=== SUPPLIED ENTRIES ===
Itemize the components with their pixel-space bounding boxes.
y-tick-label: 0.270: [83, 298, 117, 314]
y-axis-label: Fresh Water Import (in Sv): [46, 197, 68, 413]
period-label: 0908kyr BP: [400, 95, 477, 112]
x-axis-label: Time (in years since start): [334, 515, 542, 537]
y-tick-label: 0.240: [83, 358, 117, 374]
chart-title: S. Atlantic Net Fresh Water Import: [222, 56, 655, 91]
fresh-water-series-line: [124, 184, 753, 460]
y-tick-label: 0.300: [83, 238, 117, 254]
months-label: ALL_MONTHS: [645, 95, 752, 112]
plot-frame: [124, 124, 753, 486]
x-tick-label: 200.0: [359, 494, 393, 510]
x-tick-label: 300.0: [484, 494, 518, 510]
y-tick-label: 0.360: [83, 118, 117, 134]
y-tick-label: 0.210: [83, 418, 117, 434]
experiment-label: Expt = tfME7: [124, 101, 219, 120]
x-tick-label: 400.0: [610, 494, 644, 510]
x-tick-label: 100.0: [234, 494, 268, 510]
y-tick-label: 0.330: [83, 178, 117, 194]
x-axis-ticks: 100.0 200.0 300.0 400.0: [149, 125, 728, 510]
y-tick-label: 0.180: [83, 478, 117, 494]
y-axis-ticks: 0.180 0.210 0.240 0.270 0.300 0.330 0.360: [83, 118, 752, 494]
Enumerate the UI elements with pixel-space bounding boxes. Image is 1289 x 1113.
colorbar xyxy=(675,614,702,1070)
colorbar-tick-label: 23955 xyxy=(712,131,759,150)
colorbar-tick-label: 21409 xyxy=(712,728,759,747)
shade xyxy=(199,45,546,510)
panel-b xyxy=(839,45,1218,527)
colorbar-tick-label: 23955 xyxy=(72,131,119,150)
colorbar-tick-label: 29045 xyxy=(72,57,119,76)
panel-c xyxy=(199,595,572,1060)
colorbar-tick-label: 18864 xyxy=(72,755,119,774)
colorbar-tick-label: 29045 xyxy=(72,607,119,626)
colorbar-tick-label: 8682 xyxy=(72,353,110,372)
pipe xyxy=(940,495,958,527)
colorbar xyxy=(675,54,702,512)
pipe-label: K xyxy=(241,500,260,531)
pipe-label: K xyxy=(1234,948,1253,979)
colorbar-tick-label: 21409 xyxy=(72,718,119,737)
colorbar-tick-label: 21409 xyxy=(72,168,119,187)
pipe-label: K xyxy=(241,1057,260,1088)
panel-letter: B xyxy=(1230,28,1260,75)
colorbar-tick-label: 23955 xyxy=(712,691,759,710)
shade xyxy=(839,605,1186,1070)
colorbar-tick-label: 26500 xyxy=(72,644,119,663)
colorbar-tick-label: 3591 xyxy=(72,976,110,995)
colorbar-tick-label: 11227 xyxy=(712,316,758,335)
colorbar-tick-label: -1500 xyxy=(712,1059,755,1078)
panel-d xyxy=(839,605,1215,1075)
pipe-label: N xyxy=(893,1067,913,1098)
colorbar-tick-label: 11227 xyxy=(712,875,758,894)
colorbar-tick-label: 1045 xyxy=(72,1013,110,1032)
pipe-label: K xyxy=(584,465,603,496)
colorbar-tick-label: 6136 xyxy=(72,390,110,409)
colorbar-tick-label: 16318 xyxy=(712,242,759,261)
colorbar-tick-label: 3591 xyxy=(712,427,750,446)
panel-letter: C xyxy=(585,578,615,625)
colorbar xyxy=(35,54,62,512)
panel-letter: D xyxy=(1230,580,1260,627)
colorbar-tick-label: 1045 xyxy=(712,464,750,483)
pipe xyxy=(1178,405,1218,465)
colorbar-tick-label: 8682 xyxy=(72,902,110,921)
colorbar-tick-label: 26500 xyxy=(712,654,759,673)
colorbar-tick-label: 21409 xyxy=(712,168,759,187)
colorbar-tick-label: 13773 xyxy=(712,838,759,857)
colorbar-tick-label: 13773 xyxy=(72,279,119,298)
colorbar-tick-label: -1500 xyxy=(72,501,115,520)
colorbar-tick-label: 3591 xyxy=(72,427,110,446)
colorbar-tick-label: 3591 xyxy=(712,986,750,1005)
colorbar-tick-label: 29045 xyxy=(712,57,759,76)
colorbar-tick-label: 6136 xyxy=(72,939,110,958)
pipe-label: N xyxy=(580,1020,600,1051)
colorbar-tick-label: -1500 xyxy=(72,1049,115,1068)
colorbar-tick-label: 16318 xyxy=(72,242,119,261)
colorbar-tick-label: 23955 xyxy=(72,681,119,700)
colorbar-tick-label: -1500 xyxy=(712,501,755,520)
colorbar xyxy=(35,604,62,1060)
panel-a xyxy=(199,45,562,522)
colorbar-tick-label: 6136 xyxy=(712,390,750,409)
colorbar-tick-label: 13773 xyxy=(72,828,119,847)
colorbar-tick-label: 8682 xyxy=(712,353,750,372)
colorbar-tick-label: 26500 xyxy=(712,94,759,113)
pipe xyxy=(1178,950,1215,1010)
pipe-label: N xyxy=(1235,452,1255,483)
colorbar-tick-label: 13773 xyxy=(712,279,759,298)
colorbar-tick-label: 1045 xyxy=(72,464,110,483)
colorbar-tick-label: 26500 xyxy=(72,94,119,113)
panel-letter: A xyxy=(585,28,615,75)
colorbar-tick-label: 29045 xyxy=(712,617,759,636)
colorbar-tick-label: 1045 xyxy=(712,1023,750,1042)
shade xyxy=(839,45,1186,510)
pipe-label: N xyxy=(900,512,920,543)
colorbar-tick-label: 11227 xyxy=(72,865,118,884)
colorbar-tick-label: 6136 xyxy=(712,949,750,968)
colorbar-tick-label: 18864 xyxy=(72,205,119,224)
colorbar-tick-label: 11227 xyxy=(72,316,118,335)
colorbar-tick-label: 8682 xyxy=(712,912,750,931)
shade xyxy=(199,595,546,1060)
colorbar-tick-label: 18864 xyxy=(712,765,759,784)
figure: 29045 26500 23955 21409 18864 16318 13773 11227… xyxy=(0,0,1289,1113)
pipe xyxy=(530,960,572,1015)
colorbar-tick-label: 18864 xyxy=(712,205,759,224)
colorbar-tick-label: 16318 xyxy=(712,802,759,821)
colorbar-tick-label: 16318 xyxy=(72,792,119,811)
===
EXERCISE - Rewrite the material from its first line through the line with "x-tick-label: 400.0: [610, 494, 644, 510]", swapping "S. Atlantic" for "N. Atlantic" and leaving everything else unchanged. Return only those lines.

WRITTEN REPLY -
Itemize the components with their pixel-space bounding boxes.
y-tick-label: 0.270: [83, 298, 117, 314]
y-axis-label: Fresh Water Import (in Sv): [46, 197, 68, 413]
period-label: 0908kyr BP: [400, 95, 477, 112]
x-axis-label: Time (in years since start): [334, 515, 542, 537]
y-tick-label: 0.240: [83, 358, 117, 374]
chart-title: N. Atlantic Net Fresh Water Import: [222, 56, 655, 91]
fresh-water-series-line: [124, 184, 753, 460]
y-tick-label: 0.300: [83, 238, 117, 254]
months-label: ALL_MONTHS: [645, 95, 752, 112]
plot-frame: [124, 124, 753, 486]
x-tick-label: 200.0: [359, 494, 393, 510]
x-tick-label: 300.0: [484, 494, 518, 510]
y-tick-label: 0.360: [83, 118, 117, 134]
y-tick-label: 0.210: [83, 418, 117, 434]
experiment-label: Expt = tfME7: [124, 101, 219, 120]
x-tick-label: 400.0: [610, 494, 644, 510]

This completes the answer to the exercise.